Stored entries
--- start ---

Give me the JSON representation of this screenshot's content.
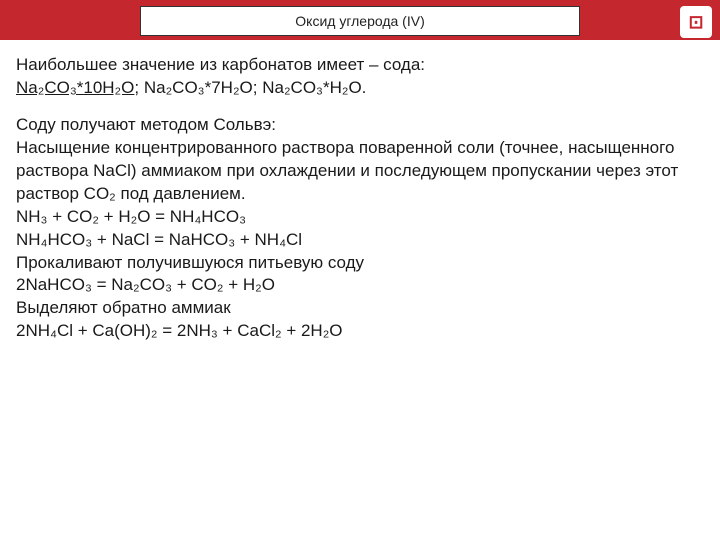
{
  "header": {
    "title": "Оксид углерода (IV)"
  },
  "body": {
    "p1_lead": "Наибольшее значение из карбонатов имеет – сода: ",
    "p1_f1": "Na₂CO₃*10H₂O",
    "p1_sep1": ";  ",
    "p1_f2": "Na₂CO₃*7H₂O; Na₂CO₃*H₂O.",
    "p2": "Соду получают методом Сольвэ:",
    "p3": "Насыщение концентрированного раствора поваренной соли (точнее, насыщенного раствора NaCl) аммиаком при охлаждении и последующем пропускании через этот раствор CO₂ под давлением.",
    "eq1": "NH₃ + CO₂ + H₂O = NH₄HCO₃",
    "eq2": "NH₄HCO₃ + NaCl = NaHCO₃ + NH₄Cl",
    "p4": "Прокаливают получившуюся питьевую соду",
    "eq3": "2NaHCO₃ = Na₂CO₃ + CO₂ + H₂O",
    "p5": "Выделяют обратно аммиак",
    "eq4": "2NH₄Cl + Ca(OH)₂ = 2NH₃ + CaCl₂ + 2H₂O"
  }
}
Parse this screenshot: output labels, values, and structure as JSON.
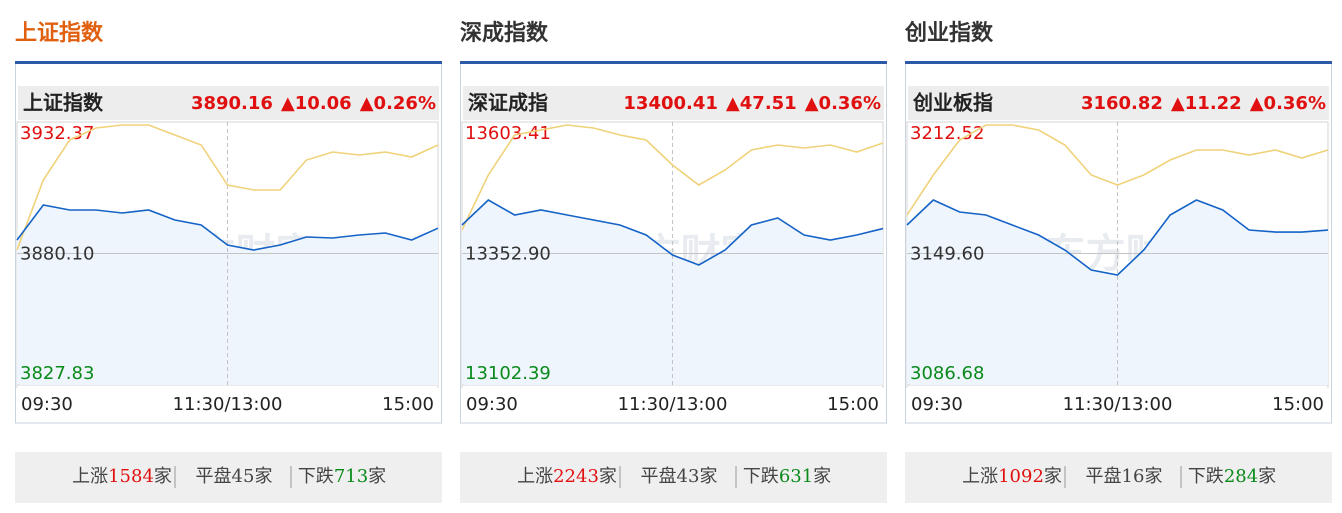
{
  "chart_data": [
    {
      "type": "line",
      "tab": "上证指数",
      "name": "上证指数",
      "price": "3890.16",
      "change": "▲10.06",
      "pct": "▲0.26%",
      "watermark": "东方财富",
      "x": [
        0,
        15,
        30,
        45,
        60,
        75,
        90,
        105,
        120,
        135,
        150,
        165,
        180,
        195,
        210,
        225,
        240
      ],
      "xlim": [
        0,
        240
      ],
      "xticks": [
        {
          "value": 0,
          "label": "09:30"
        },
        {
          "value": 120,
          "label": "11:30/13:00"
        },
        {
          "value": 240,
          "label": "15:00"
        }
      ],
      "ylim": [
        3827.83,
        3932.37
      ],
      "yticks": [
        3932.37,
        {
          "value": 3880.1,
          "label": "3880.10"
        },
        3827.83
      ],
      "series": [
        {
          "color": "#f0d27a",
          "values": [
            3881.49,
            3909.31,
            3925.21,
            3929.98,
            3931.18,
            3931.18,
            3927.2,
            3923.23,
            3907.33,
            3905.34,
            3905.34,
            3917.26,
            3920.44,
            3919.25,
            3920.44,
            3918.46,
            3923.23
          ]
        },
        {
          "color": "#1563c6",
          "values": [
            3885.46,
            3899.38,
            3897.39,
            3897.39,
            3896.2,
            3897.39,
            3893.41,
            3891.43,
            3883.48,
            3881.49,
            3883.48,
            3886.66,
            3886.26,
            3887.45,
            3888.25,
            3885.46,
            3890.16
          ]
        }
      ],
      "stats": [
        {
          "label": "上涨",
          "count": 1584,
          "unit": "家"
        },
        {
          "label": "平盘",
          "count": 45,
          "unit": "家"
        },
        {
          "label": "下跌",
          "count": 713,
          "unit": "家"
        }
      ]
    },
    {
      "type": "line",
      "tab": "深成指数",
      "name": "深证成指",
      "price": "13400.41",
      "change": "▲47.51",
      "pct": "▲0.36%",
      "watermark": "东方财富",
      "x": [
        0,
        15,
        30,
        45,
        60,
        75,
        90,
        105,
        120,
        135,
        150,
        165,
        180,
        195,
        210,
        225,
        240
      ],
      "xlim": [
        0,
        240
      ],
      "xticks": [
        {
          "value": 0,
          "label": "09:30"
        },
        {
          "value": 120,
          "label": "11:30/13:00"
        },
        {
          "value": 240,
          "label": "15:00"
        }
      ],
      "ylim": [
        13102.39,
        13603.41
      ],
      "yticks": [
        13603.41,
        {
          "value": 13352.9,
          "label": "13352.90"
        },
        13102.39
      ],
      "series": [
        {
          "color": "#f0d27a",
          "values": [
            13397.67,
            13502.44,
            13578.64,
            13588.17,
            13597.69,
            13591.98,
            13578.64,
            13569.12,
            13521.49,
            13483.39,
            13511.97,
            13550.07,
            13559.59,
            13553.88,
            13559.59,
            13546.26,
            13563.4
          ]
        },
        {
          "color": "#1563c6",
          "values": [
            13407.19,
            13454.82,
            13426.24,
            13435.77,
            13426.24,
            13416.72,
            13407.19,
            13388.14,
            13350.04,
            13330.99,
            13359.57,
            13407.19,
            13420.53,
            13388.14,
            13378.62,
            13388.14,
            13400.41
          ]
        }
      ],
      "stats": [
        {
          "label": "上涨",
          "count": 2243,
          "unit": "家"
        },
        {
          "label": "平盘",
          "count": 43,
          "unit": "家"
        },
        {
          "label": "下跌",
          "count": 631,
          "unit": "家"
        }
      ]
    },
    {
      "type": "line",
      "tab": "创业指数",
      "name": "创业板指",
      "price": "3160.82",
      "change": "▲11.22",
      "pct": "▲0.36%",
      "watermark": "东方财富",
      "x": [
        0,
        15,
        30,
        45,
        60,
        75,
        90,
        105,
        120,
        135,
        150,
        165,
        180,
        195,
        210,
        225,
        240
      ],
      "xlim": [
        0,
        240
      ],
      "xticks": [
        {
          "value": 0,
          "label": "09:30"
        },
        {
          "value": 120,
          "label": "11:30/13:00"
        },
        {
          "value": 240,
          "label": "15:00"
        }
      ],
      "ylim": [
        3086.68,
        3212.52
      ],
      "yticks": [
        3212.52,
        {
          "value": 3149.6,
          "label": "3149.60"
        },
        3086.68
      ],
      "series": [
        {
          "color": "#f0d27a",
          "values": [
            3168.02,
            3187.16,
            3203.91,
            3211.08,
            3211.08,
            3208.69,
            3201.51,
            3187.16,
            3182.37,
            3187.16,
            3194.34,
            3199.12,
            3199.12,
            3196.73,
            3199.12,
            3195.29,
            3199.12
          ]
        },
        {
          "color": "#1563c6",
          "values": [
            3163.23,
            3175.2,
            3169.45,
            3168.02,
            3163.23,
            3158.45,
            3151.27,
            3141.7,
            3139.31,
            3151.27,
            3168.02,
            3175.2,
            3170.41,
            3160.84,
            3159.88,
            3159.88,
            3160.82
          ]
        }
      ],
      "stats": [
        {
          "label": "上涨",
          "count": 1092,
          "unit": "家"
        },
        {
          "label": "平盘",
          "count": 16,
          "unit": "家"
        },
        {
          "label": "下跌",
          "count": 284,
          "unit": "家"
        }
      ]
    }
  ]
}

--- end ---

**EXERCISE PROMPT:** Pick out every line of the listing containing the word "screenshot", and show those lines.

**THE REPLY:**
Give me the JSON representation of this screenshot's content.
Parse this screenshot: output labels, values, and structure as JSON.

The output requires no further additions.